**Your task**
Repeat every entry word for word, but leave the images out of your copy.

A block of data
◆ ◆ ◆ ◆ ◆ ◆ ◆
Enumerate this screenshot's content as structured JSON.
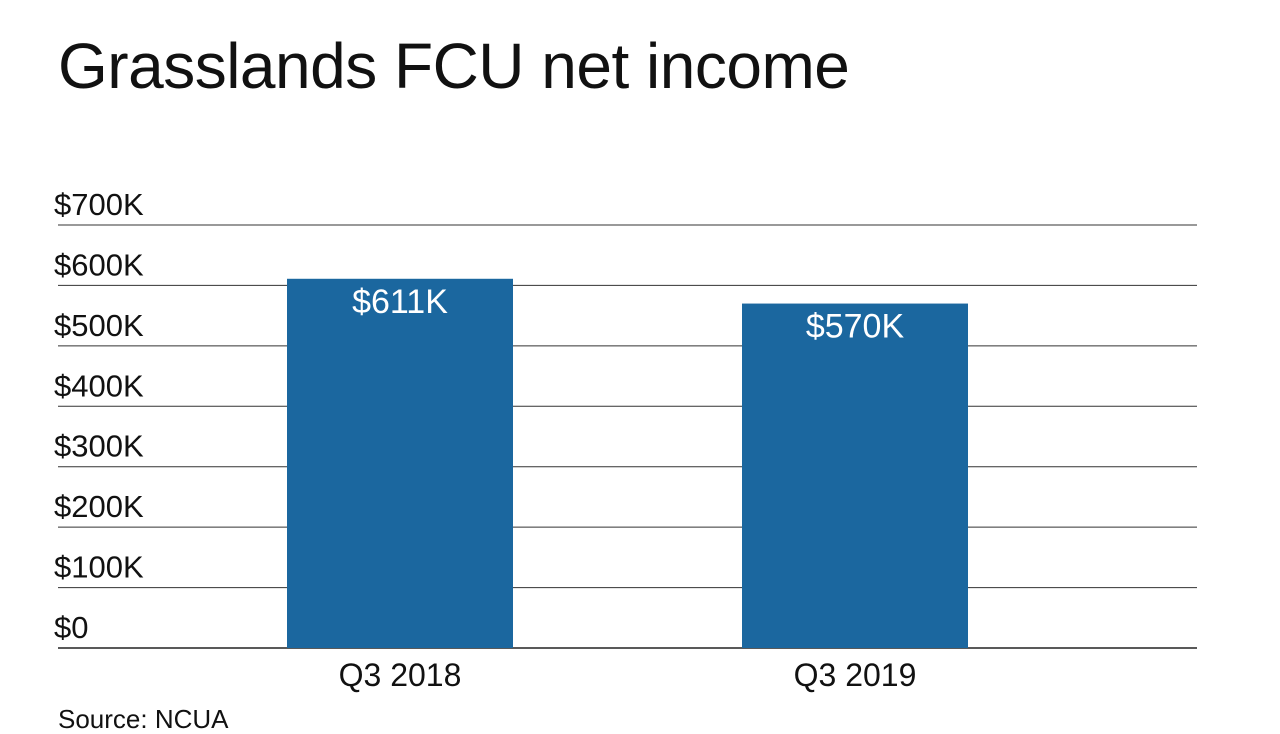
{
  "chart_data": {
    "type": "bar",
    "title": "Grasslands FCU net income",
    "categories": [
      "Q3 2018",
      "Q3 2019"
    ],
    "values": [
      611,
      570
    ],
    "units": "thousands of dollars",
    "data_labels": [
      "$611K",
      "$570K"
    ],
    "yticks": [
      "$0",
      "$100K",
      "$200K",
      "$300K",
      "$400K",
      "$500K",
      "$600K",
      "$700K"
    ],
    "ylim": [
      0,
      700
    ],
    "xlabel": "",
    "ylabel": "",
    "grid": true,
    "bar_color": "#1b679f",
    "source": "Source: NCUA"
  }
}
◆ ◆ ◆ ◆ ◆ ◆ ◆
**Solution to this task**
Enumerate this screenshot's content as structured JSON.
{
  "chart_data": {
    "type": "bar",
    "title": "Grasslands FCU net income",
    "categories": [
      "Q3 2018",
      "Q3 2019"
    ],
    "values": [
      611,
      570
    ],
    "units": "thousands of dollars",
    "data_labels": [
      "$611K",
      "$570K"
    ],
    "yticks": [
      "$0",
      "$100K",
      "$200K",
      "$300K",
      "$400K",
      "$500K",
      "$600K",
      "$700K"
    ],
    "ylim": [
      0,
      700
    ],
    "xlabel": "",
    "ylabel": "",
    "grid": true,
    "bar_color": "#1b679f",
    "source": "Source: NCUA"
  }
}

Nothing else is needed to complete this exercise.